(Saved entries)

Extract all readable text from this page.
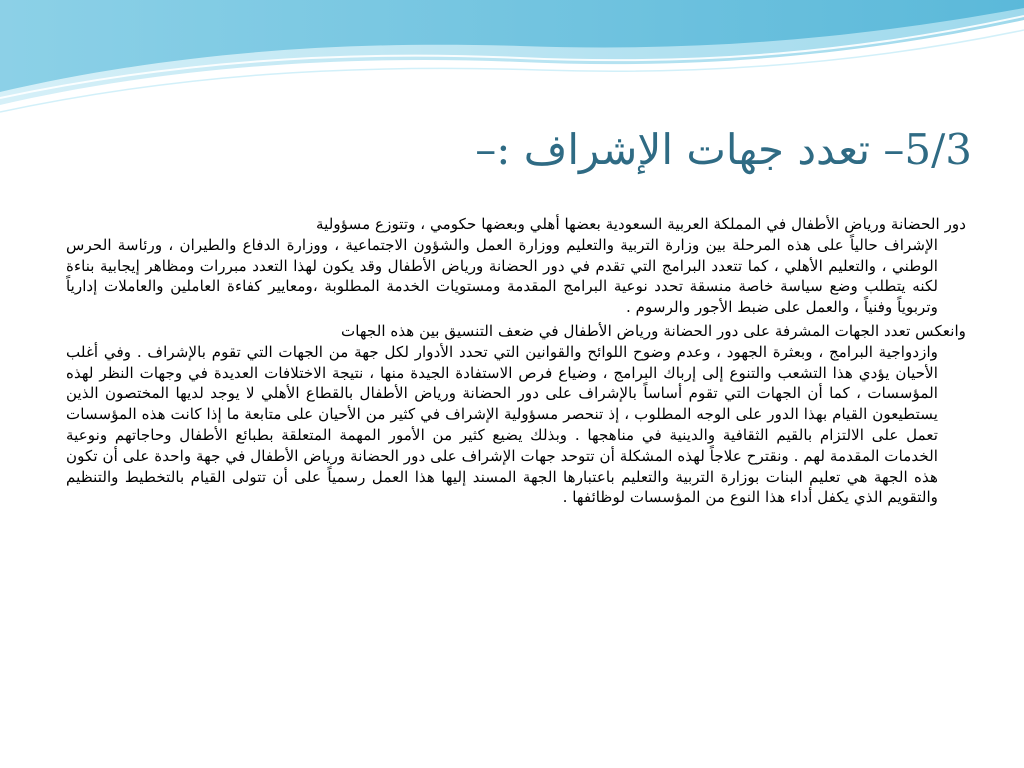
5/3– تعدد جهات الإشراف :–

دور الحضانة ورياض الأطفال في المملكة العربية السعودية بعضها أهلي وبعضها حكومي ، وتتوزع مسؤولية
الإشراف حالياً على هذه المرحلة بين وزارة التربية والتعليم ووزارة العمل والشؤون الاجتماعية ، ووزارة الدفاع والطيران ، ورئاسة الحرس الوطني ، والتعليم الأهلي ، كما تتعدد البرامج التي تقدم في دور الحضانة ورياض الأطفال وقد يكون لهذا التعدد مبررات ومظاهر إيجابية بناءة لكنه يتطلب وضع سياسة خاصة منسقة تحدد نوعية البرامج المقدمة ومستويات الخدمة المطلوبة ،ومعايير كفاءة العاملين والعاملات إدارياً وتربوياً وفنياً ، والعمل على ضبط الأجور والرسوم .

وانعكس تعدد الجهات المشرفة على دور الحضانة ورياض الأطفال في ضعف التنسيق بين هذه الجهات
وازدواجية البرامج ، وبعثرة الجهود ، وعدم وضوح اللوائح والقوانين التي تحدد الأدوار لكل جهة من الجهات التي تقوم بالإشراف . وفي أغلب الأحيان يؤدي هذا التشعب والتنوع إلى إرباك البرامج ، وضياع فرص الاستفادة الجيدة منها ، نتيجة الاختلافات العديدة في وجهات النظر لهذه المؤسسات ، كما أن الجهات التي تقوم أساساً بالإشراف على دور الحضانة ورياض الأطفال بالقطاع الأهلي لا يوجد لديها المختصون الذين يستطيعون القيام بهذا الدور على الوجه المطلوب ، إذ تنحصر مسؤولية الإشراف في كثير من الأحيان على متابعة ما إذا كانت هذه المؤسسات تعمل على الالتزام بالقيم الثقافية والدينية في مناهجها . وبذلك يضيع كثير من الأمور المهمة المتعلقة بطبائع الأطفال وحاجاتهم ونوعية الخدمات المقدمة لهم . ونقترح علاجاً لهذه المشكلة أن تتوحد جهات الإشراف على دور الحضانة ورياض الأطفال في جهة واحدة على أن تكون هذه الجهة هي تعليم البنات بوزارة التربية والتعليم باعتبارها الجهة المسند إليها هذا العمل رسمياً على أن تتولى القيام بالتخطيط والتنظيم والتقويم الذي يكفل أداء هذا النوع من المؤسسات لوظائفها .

- _Aim of the task_: Without including any pictures, output all the entries above exactly.

- _Written solution_:
Extract all readable text from this page.
5/3– تعدد جهات الإشراف :–

دور الحضانة ورياض الأطفال في المملكة العربية السعودية بعضها أهلي وبعضها حكومي ، وتتوزع مسؤولية
الإشراف حالياً على هذه المرحلة بين وزارة التربية والتعليم ووزارة العمل والشؤون الاجتماعية ، ووزارة الدفاع والطيران ، ورئاسة الحرس الوطني ، والتعليم الأهلي ، كما تتعدد البرامج التي تقدم في دور الحضانة ورياض الأطفال وقد يكون لهذا التعدد مبررات ومظاهر إيجابية بناءة لكنه يتطلب وضع سياسة خاصة منسقة تحدد نوعية البرامج المقدمة ومستويات الخدمة المطلوبة ،ومعايير كفاءة العاملين والعاملات إدارياً وتربوياً وفنياً ، والعمل على ضبط الأجور والرسوم .

وانعكس تعدد الجهات المشرفة على دور الحضانة ورياض الأطفال في ضعف التنسيق بين هذه الجهات
وازدواجية البرامج ، وبعثرة الجهود ، وعدم وضوح اللوائح والقوانين التي تحدد الأدوار لكل جهة من الجهات التي تقوم بالإشراف . وفي أغلب الأحيان يؤدي هذا التشعب والتنوع إلى إرباك البرامج ، وضياع فرص الاستفادة الجيدة منها ، نتيجة الاختلافات العديدة في وجهات النظر لهذه المؤسسات ، كما أن الجهات التي تقوم أساساً بالإشراف على دور الحضانة ورياض الأطفال بالقطاع الأهلي لا يوجد لديها المختصون الذين يستطيعون القيام بهذا الدور على الوجه المطلوب ، إذ تنحصر مسؤولية الإشراف في كثير من الأحيان على متابعة ما إذا كانت هذه المؤسسات تعمل على الالتزام بالقيم الثقافية والدينية في مناهجها . وبذلك يضيع كثير من الأمور المهمة المتعلقة بطبائع الأطفال وحاجاتهم ونوعية الخدمات المقدمة لهم . ونقترح علاجاً لهذه المشكلة أن تتوحد جهات الإشراف على دور الحضانة ورياض الأطفال في جهة واحدة على أن تكون هذه الجهة هي تعليم البنات بوزارة التربية والتعليم باعتبارها الجهة المسند إليها هذا العمل رسمياً على أن تتولى القيام بالتخطيط والتنظيم والتقويم الذي يكفل أداء هذا النوع من المؤسسات لوظائفها .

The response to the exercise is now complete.